YOUR INSTRUCTIONS:
Scan the entries below for the word "till". Copy each line that has it.

+--

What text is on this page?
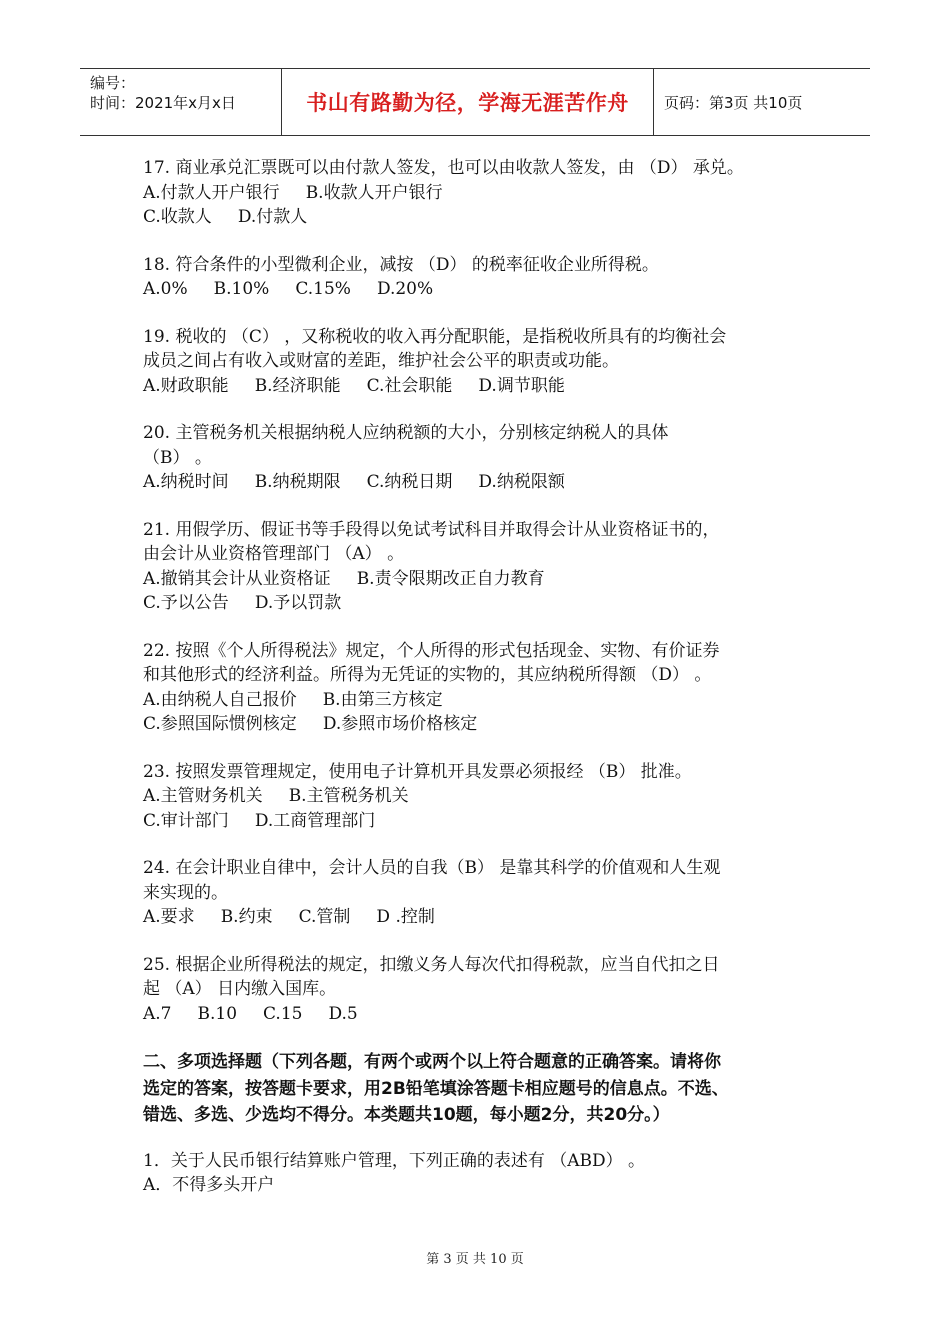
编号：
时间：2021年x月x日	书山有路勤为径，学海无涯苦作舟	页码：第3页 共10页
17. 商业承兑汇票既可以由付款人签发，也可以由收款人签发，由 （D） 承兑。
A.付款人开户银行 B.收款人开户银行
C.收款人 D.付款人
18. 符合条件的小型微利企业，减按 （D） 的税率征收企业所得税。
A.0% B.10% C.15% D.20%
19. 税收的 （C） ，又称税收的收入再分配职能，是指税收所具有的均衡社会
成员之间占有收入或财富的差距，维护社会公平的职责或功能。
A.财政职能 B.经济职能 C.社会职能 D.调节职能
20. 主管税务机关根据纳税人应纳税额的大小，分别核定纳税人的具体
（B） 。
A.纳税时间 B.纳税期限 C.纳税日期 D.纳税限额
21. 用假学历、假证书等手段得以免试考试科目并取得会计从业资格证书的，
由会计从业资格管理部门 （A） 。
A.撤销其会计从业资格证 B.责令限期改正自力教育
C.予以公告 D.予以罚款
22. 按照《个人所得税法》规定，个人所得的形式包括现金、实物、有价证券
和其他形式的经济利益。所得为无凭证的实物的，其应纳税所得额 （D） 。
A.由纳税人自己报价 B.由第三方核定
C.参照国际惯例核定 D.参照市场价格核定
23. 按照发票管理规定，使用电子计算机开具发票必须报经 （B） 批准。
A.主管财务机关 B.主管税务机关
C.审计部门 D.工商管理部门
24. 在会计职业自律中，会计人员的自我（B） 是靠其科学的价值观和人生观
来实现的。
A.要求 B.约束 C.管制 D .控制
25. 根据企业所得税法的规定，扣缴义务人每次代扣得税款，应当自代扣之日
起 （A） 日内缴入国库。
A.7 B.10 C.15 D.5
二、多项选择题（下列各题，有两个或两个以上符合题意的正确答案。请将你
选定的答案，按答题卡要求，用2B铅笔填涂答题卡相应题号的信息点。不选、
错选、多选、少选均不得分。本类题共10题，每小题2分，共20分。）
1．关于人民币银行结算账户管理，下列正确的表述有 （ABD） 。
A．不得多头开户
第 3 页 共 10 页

+--

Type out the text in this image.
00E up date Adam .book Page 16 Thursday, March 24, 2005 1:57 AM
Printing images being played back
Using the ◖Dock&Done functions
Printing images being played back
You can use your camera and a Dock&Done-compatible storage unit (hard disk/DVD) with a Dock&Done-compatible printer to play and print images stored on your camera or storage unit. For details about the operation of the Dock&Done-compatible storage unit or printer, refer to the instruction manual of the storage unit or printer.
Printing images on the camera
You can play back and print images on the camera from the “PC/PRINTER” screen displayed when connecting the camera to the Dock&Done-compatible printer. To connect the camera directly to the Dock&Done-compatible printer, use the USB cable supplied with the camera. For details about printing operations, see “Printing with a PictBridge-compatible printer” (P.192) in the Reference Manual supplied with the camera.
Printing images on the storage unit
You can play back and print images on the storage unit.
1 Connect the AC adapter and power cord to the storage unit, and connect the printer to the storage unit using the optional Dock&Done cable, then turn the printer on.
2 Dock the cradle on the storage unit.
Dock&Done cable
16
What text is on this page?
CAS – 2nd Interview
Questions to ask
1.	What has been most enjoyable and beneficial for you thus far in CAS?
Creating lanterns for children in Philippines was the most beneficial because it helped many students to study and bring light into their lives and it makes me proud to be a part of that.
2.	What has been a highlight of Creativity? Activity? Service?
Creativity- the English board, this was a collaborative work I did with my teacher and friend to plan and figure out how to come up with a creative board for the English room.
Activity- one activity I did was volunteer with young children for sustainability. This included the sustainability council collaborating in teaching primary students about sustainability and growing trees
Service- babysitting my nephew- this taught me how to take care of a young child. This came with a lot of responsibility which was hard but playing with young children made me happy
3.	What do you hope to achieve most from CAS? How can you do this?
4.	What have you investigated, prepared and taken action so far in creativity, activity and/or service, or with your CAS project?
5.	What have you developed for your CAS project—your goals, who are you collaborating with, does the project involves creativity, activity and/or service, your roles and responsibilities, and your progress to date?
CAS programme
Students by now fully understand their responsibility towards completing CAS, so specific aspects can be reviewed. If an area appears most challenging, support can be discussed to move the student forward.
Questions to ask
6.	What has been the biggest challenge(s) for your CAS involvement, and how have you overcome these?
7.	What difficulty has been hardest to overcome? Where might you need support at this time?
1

+--

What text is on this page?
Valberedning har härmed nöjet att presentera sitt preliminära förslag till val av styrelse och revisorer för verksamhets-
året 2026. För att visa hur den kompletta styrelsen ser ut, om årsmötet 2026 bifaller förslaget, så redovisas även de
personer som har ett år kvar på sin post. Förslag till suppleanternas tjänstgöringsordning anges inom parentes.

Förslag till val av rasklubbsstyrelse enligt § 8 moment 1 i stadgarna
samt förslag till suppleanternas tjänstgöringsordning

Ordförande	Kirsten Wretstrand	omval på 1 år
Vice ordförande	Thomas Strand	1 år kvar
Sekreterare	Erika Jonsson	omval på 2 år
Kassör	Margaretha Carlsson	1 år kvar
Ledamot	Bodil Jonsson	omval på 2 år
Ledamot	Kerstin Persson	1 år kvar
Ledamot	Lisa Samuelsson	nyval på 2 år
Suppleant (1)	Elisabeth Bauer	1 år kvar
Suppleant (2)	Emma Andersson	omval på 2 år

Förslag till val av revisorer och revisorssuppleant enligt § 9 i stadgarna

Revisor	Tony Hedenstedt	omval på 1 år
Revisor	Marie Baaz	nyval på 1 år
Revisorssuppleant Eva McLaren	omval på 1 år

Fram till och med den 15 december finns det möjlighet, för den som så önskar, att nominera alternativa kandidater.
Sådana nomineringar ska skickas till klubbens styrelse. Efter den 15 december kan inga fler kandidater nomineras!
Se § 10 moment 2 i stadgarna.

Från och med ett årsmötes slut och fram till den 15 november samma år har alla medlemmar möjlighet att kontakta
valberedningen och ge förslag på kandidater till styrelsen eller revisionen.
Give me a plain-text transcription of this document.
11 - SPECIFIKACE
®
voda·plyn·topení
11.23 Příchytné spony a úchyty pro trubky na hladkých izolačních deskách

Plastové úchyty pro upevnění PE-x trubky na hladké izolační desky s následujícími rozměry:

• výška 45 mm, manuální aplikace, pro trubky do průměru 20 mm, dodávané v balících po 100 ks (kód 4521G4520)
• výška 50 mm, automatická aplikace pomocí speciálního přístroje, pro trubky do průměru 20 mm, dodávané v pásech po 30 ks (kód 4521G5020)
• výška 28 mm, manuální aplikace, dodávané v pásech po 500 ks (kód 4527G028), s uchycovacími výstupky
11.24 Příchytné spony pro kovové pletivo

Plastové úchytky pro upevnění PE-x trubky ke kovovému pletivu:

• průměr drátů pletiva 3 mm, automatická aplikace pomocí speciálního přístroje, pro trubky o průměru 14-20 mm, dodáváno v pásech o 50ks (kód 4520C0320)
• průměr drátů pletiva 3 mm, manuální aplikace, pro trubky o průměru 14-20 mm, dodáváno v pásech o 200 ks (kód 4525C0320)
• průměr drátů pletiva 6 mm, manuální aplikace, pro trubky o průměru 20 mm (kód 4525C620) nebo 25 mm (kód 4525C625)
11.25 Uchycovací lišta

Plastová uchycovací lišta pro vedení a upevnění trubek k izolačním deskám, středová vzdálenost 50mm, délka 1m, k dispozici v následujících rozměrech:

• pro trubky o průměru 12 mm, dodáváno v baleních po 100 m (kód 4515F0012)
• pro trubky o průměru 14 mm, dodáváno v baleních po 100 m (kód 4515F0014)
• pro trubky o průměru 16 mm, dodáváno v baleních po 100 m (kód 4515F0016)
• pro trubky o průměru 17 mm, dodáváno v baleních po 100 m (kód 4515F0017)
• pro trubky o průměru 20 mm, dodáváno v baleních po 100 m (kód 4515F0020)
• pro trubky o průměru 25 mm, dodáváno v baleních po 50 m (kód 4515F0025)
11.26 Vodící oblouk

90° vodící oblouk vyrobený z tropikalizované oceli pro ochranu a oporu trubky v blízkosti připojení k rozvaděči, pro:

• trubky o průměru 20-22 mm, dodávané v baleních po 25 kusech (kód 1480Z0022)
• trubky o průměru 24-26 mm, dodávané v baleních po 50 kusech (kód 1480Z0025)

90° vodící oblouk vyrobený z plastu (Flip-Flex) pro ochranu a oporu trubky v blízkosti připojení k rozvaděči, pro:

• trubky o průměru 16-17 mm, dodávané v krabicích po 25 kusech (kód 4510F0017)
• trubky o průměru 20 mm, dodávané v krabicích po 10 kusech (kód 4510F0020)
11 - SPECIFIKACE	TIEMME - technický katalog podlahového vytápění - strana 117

+--

SOLUTION FOR THIS EXERCISE:
Valberedning har härmed nöjet att presentera sitt preliminära förslag till val av styrelse och revisorer för verksamhets-
personer som har ett år kvar på sin post. Förslag till suppleanternas tjänstgöringsordning anges inom parentes.
Förslag till val av rasklubbsstyrelse enligt § 8 moment 1 i stadgarna
samt förslag till suppleanternas tjänstgöringsordning
Förslag till val av revisorer och revisorssuppleant enligt § 9 i stadgarna
Fram till och med den 15 december finns det möjlighet, för den som så önskar, att nominera alternativa kandidater.
Sådana nomineringar ska skickas till klubbens styrelse. Efter den 15 december kan inga fler kandidater nomineras!
Från och med ett årsmötes slut och fram till den 15 november samma år har alla medlemmar möjlighet att kontakta
valberedningen och ge förslag på kandidater till styrelsen eller revisionen.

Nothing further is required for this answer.